Task requirements: List all the lines in these records that hold "Service".

Dataset records
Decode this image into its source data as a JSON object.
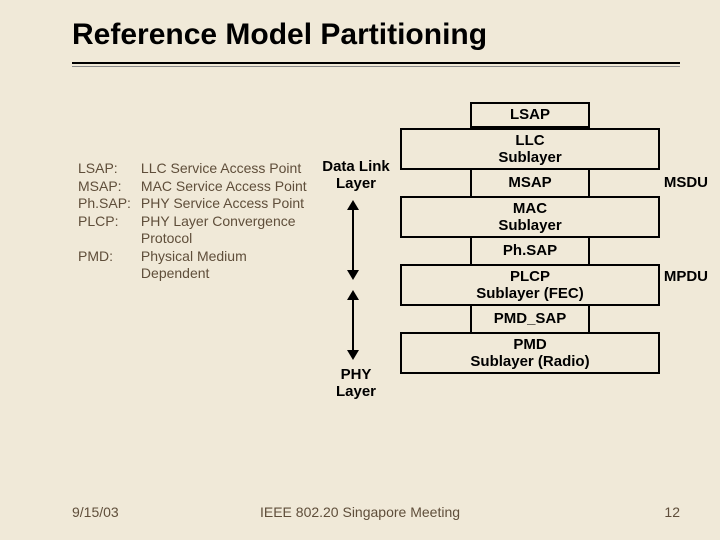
{
  "title": "Reference Model Partitioning",
  "legend": [
    {
      "term": "LSAP:",
      "def": "LLC Service Access Point"
    },
    {
      "term": "MSAP:",
      "def": "MAC Service Access Point"
    },
    {
      "term": "Ph.SAP:",
      "def": "PHY Service Access Point"
    },
    {
      "term": "PLCP:",
      "def": "PHY Layer Convergence Protocol"
    },
    {
      "term": "PMD:",
      "def": "Physical Medium Dependent"
    }
  ],
  "stack": {
    "lsap": "LSAP",
    "llc": "LLC\nSublayer",
    "msap": "MSAP",
    "mac": "MAC\nSublayer",
    "phsap": "Ph.SAP",
    "plcp": "PLCP\nSublayer (FEC)",
    "pmdsap": "PMD_SAP",
    "pmd": "PMD\nSublayer (Radio)"
  },
  "side_labels": {
    "msdu": "MSDU",
    "mpdu": "MPDU"
  },
  "layer_labels": {
    "data_link": "Data Link\nLayer",
    "phy": "PHY\nLayer"
  },
  "footer": {
    "date": "9/15/03",
    "center": "IEEE 802.20 Singapore Meeting",
    "page": "12"
  }
}
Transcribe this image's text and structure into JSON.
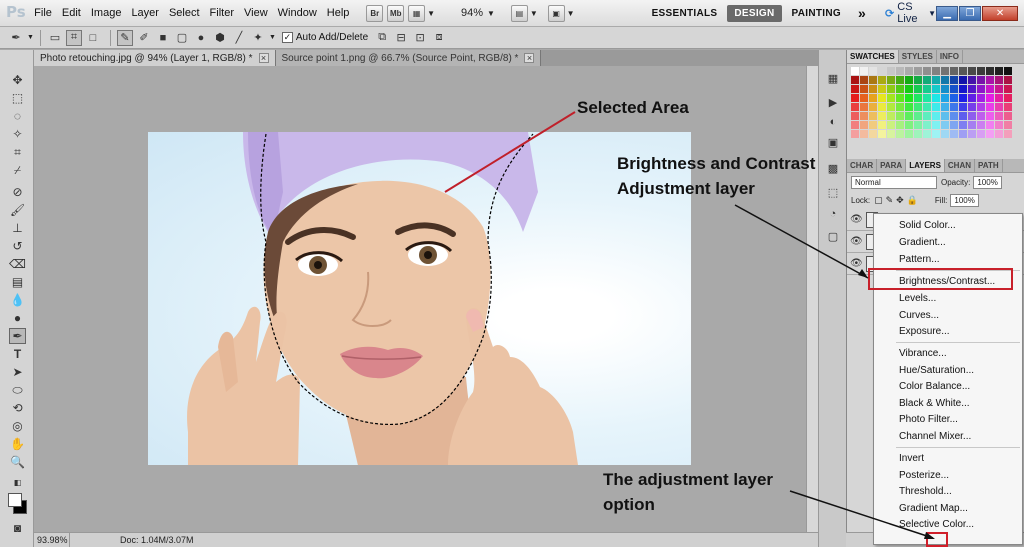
{
  "app": {
    "logo": "Ps",
    "menu": [
      "File",
      "Edit",
      "Image",
      "Layer",
      "Select",
      "Filter",
      "View",
      "Window",
      "Help"
    ],
    "mini_buttons": [
      "Br",
      "Mb"
    ],
    "zoom": "94%",
    "workspaces": [
      "ESSENTIALS",
      "DESIGN",
      "PAINTING"
    ],
    "active_workspace": "DESIGN",
    "more": "»",
    "cs_live": "CS Live"
  },
  "options_bar": {
    "auto_add_delete_label": "Auto Add/Delete",
    "auto_add_delete_checked": true
  },
  "tabs": [
    {
      "label": "Photo retouching.jpg @ 94% (Layer 1, RGB/8) *",
      "active": true
    },
    {
      "label": "Source point 1.png @ 66.7% (Source Point, RGB/8) *",
      "active": false
    }
  ],
  "status": {
    "zoom": "93.98%",
    "doc": "Doc: 1.04M/3.07M"
  },
  "panels": {
    "top_tabs": [
      "SWATCHES",
      "STYLES",
      "INFO"
    ],
    "layer_tabs": [
      "CHAR",
      "PARA",
      "LAYERS",
      "CHAN",
      "PATH"
    ],
    "active_layer_tab": "LAYERS",
    "blend_mode": "Normal",
    "opacity_label": "Opacity:",
    "opacity": "100%",
    "lock_label": "Lock:",
    "fill_label": "Fill:",
    "fill": "100%"
  },
  "adjustment_menu": {
    "groups": [
      [
        "Solid Color...",
        "Gradient...",
        "Pattern..."
      ],
      [
        "Brightness/Contrast...",
        "Levels...",
        "Curves...",
        "Exposure..."
      ],
      [
        "Vibrance...",
        "Hue/Saturation...",
        "Color Balance...",
        "Black & White...",
        "Photo Filter...",
        "Channel Mixer..."
      ],
      [
        "Invert",
        "Posterize...",
        "Threshold...",
        "Gradient Map...",
        "Selective Color..."
      ]
    ],
    "highlighted": "Brightness/Contrast..."
  },
  "annotations": {
    "selected_area": "Selected Area",
    "brightness_line1": "Brightness and Contrast",
    "brightness_line2": "Adjustment layer",
    "adjust_line1": "The adjustment layer",
    "adjust_line2": "option"
  },
  "colors": {
    "highlight_red": "#c8202a",
    "towel": "#c9b8ea",
    "skin": "#e8c2a4"
  }
}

Worked solution:
      "def": "LLC Service Access Point"
      "def": "MAC Service Access Point"
      "def": "PHY Service Access Point"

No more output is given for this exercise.